------ Available records ------

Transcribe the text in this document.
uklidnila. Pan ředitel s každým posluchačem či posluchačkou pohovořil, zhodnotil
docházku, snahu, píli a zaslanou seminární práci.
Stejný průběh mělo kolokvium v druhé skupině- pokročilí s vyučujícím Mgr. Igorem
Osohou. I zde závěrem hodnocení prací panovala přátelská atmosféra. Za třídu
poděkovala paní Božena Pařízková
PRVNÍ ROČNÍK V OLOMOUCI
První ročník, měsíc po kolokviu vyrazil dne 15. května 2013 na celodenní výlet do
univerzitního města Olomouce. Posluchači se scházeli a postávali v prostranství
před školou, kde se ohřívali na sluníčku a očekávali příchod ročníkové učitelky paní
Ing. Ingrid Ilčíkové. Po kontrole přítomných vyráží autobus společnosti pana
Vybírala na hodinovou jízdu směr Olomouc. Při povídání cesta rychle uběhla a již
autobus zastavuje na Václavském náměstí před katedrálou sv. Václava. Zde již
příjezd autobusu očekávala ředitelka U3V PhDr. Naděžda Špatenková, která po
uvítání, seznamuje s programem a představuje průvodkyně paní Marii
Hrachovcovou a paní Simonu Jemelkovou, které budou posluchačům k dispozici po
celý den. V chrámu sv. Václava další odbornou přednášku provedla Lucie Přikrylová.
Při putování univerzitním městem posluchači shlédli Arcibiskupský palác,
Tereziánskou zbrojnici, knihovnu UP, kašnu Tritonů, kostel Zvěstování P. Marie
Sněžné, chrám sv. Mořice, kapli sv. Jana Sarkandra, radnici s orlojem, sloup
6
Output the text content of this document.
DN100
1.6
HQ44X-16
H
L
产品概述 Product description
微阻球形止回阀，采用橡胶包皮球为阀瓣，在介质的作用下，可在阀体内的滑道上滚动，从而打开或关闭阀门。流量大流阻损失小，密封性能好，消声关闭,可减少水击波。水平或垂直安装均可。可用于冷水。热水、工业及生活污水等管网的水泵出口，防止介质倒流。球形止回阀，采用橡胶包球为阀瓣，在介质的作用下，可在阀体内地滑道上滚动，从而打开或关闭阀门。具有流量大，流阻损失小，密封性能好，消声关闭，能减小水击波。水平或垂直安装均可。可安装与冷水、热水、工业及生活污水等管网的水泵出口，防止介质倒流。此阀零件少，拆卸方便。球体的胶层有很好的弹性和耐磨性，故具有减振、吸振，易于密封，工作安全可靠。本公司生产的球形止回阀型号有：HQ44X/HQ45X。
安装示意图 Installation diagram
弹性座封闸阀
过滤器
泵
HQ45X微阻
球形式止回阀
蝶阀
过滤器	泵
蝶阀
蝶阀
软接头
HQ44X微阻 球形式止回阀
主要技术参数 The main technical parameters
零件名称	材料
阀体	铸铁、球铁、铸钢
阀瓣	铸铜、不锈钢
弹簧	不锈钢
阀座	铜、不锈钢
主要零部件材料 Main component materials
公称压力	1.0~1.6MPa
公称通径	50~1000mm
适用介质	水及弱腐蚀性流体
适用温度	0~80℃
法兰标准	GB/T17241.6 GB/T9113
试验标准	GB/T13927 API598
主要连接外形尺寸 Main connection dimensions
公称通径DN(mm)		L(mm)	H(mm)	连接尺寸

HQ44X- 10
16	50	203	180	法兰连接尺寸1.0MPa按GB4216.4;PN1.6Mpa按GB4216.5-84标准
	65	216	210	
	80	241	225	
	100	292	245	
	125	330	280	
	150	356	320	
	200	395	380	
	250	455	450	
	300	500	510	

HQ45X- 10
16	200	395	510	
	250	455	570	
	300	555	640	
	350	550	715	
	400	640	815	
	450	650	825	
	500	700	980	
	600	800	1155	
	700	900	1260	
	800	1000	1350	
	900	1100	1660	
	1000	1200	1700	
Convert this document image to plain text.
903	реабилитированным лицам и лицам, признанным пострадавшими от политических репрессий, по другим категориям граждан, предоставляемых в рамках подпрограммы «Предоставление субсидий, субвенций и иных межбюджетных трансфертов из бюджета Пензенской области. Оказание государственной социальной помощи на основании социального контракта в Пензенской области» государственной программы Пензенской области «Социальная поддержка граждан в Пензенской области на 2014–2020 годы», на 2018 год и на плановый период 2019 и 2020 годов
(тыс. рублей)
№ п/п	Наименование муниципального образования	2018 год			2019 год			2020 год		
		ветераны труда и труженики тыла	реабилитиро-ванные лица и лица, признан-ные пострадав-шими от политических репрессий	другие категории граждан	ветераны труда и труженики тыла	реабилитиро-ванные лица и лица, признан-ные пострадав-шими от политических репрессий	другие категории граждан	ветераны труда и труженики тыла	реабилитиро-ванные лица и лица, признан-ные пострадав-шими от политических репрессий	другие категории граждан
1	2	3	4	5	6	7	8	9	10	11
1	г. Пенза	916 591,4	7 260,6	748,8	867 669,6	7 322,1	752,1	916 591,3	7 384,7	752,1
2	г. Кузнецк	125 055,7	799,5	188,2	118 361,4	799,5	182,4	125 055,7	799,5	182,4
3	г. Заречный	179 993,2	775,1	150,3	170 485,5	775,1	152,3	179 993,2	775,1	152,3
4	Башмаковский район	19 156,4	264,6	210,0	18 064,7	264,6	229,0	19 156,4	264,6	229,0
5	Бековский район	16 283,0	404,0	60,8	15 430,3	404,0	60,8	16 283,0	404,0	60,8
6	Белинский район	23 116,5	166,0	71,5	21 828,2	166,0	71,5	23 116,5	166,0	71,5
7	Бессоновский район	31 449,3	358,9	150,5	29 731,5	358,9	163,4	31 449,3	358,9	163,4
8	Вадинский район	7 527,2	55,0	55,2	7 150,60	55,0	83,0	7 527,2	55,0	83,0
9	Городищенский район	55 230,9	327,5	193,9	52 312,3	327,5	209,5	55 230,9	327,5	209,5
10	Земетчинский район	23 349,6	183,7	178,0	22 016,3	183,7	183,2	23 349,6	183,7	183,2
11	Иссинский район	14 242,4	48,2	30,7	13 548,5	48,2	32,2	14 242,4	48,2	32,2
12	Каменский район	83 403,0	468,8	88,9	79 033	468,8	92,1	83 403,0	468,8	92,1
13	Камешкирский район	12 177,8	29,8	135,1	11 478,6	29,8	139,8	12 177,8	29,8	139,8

------

**Prompt**. Using the entries above, please restate each one word for word.

**Response below**.
Transcribe the text in this document.
uklidnila. Pan ředitel s každým posluchačem či posluchačkou pohovořil, zhodnotil
docházku, snahu, píli a zaslanou seminární práci.
Stejný průběh mělo kolokvium v druhé skupině- pokročilí s vyučujícím Mgr. Igorem
Osohou. I zde závěrem hodnocení prací panovala přátelská atmosféra. Za třídu
poděkovala paní Božena Pařízková
PRVNÍ ROČNÍK V OLOMOUCI
První ročník, měsíc po kolokviu vyrazil dne 15. května 2013 na celodenní výlet do
univerzitního města Olomouce. Posluchači se scházeli a postávali v prostranství
před školou, kde se ohřívali na sluníčku a očekávali příchod ročníkové učitelky paní
Ing. Ingrid Ilčíkové. Po kontrole přítomných vyráží autobus společnosti pana
Vybírala na hodinovou jízdu směr Olomouc. Při povídání cesta rychle uběhla a již
autobus zastavuje na Václavském náměstí před katedrálou sv. Václava. Zde již
příjezd autobusu očekávala ředitelka U3V PhDr. Naděžda Špatenková, která po
uvítání, seznamuje s programem a představuje průvodkyně paní Marii
Hrachovcovou a paní Simonu Jemelkovou, které budou posluchačům k dispozici po
celý den. V chrámu sv. Václava další odbornou přednášku provedla Lucie Přikrylová.
Při putování univerzitním městem posluchači shlédli Arcibiskupský palác,
Tereziánskou zbrojnici, knihovnu UP, kašnu Tritonů, kostel Zvěstování P. Marie
Sněžné, chrám sv. Mořice, kapli sv. Jana Sarkandra, radnici s orlojem, sloup
6
Output the text content of this document.
DN100
1.6
HQ44X-16
H
L
产品概述 Product description
微阻球形止回阀，采用橡胶包皮球为阀瓣，在介质的作用下，可在阀体内的滑道上滚动，从而打开或关闭阀门。流量大流阻损失小，密封性能好，消声关闭,可减少水击波。水平或垂直安装均可。可用于冷水。热水、工业及生活污水等管网的水泵出口，防止介质倒流。球形止回阀，采用橡胶包球为阀瓣，在介质的作用下，可在阀体内地滑道上滚动，从而打开或关闭阀门。具有流量大，流阻损失小，密封性能好，消声关闭，能减小水击波。水平或垂直安装均可。可安装与冷水、热水、工业及生活污水等管网的水泵出口，防止介质倒流。此阀零件少，拆卸方便。球体的胶层有很好的弹性和耐磨性，故具有减振、吸振，易于密封，工作安全可靠。本公司生产的球形止回阀型号有：HQ44X/HQ45X。
安装示意图 Installation diagram
弹性座封闸阀
过滤器
泵
HQ45X微阻
球形式止回阀
蝶阀
过滤器	泵
蝶阀
蝶阀
软接头
HQ44X微阻 球形式止回阀
主要技术参数 The main technical parameters
零件名称	材料
阀体	铸铁、球铁、铸钢
阀瓣	铸铜、不锈钢
弹簧	不锈钢
阀座	铜、不锈钢
主要零部件材料 Main component materials
公称压力	1.0~1.6MPa
公称通径	50~1000mm
适用介质	水及弱腐蚀性流体
适用温度	0~80℃
法兰标准	GB/T17241.6 GB/T9113
试验标准	GB/T13927 API598
主要连接外形尺寸 Main connection dimensions
公称通径DN(mm)		L(mm)	H(mm)	连接尺寸

HQ44X- 10
16	50	203	180	法兰连接尺寸1.0MPa按GB4216.4;PN1.6Mpa按GB4216.5-84标准
	65	216	210	
	80	241	225	
	100	292	245	
	125	330	280	
	150	356	320	
	200	395	380	
	250	455	450	
	300	500	510	

HQ45X- 10
16	200	395	510	
	250	455	570	
	300	555	640	
	350	550	715	
	400	640	815	
	450	650	825	
	500	700	980	
	600	800	1155	
	700	900	1260	
	800	1000	1350	
	900	1100	1660	
	1000	1200	1700	
Convert this document image to plain text.
903	реабилитированным лицам и лицам, признанным пострадавшими от политических репрессий, по другим категориям граждан, предоставляемых в рамках подпрограммы «Предоставление субсидий, субвенций и иных межбюджетных трансфертов из бюджета Пензенской области. Оказание государственной социальной помощи на основании социального контракта в Пензенской области» государственной программы Пензенской области «Социальная поддержка граждан в Пензенской области на 2014–2020 годы», на 2018 год и на плановый период 2019 и 2020 годов
(тыс. рублей)
№ п/п	Наименование муниципального образования	2018 год			2019 год			2020 год		
		ветераны труда и труженики тыла	реабилитиро-ванные лица и лица, признан-ные пострадав-шими от политических репрессий	другие категории граждан	ветераны труда и труженики тыла	реабилитиро-ванные лица и лица, признан-ные пострадав-шими от политических репрессий	другие категории граждан	ветераны труда и труженики тыла	реабилитиро-ванные лица и лица, признан-ные пострадав-шими от политических репрессий	другие категории граждан
1	2	3	4	5	6	7	8	9	10	11
1	г. Пенза	916 591,4	7 260,6	748,8	867 669,6	7 322,1	752,1	916 591,3	7 384,7	752,1
2	г. Кузнецк	125 055,7	799,5	188,2	118 361,4	799,5	182,4	125 055,7	799,5	182,4
3	г. Заречный	179 993,2	775,1	150,3	170 485,5	775,1	152,3	179 993,2	775,1	152,3
4	Башмаковский район	19 156,4	264,6	210,0	18 064,7	264,6	229,0	19 156,4	264,6	229,0
5	Бековский район	16 283,0	404,0	60,8	15 430,3	404,0	60,8	16 283,0	404,0	60,8
6	Белинский район	23 116,5	166,0	71,5	21 828,2	166,0	71,5	23 116,5	166,0	71,5
7	Бессоновский район	31 449,3	358,9	150,5	29 731,5	358,9	163,4	31 449,3	358,9	163,4
8	Вадинский район	7 527,2	55,0	55,2	7 150,60	55,0	83,0	7 527,2	55,0	83,0
9	Городищенский район	55 230,9	327,5	193,9	52 312,3	327,5	209,5	55 230,9	327,5	209,5
10	Земетчинский район	23 349,6	183,7	178,0	22 016,3	183,7	183,2	23 349,6	183,7	183,2
11	Иссинский район	14 242,4	48,2	30,7	13 548,5	48,2	32,2	14 242,4	48,2	32,2
12	Каменский район	83 403,0	468,8	88,9	79 033	468,8	92,1	83 403,0	468,8	92,1
13	Камешкирский район	12 177,8	29,8	135,1	11 478,6	29,8	139,8	12 177,8	29,8	139,8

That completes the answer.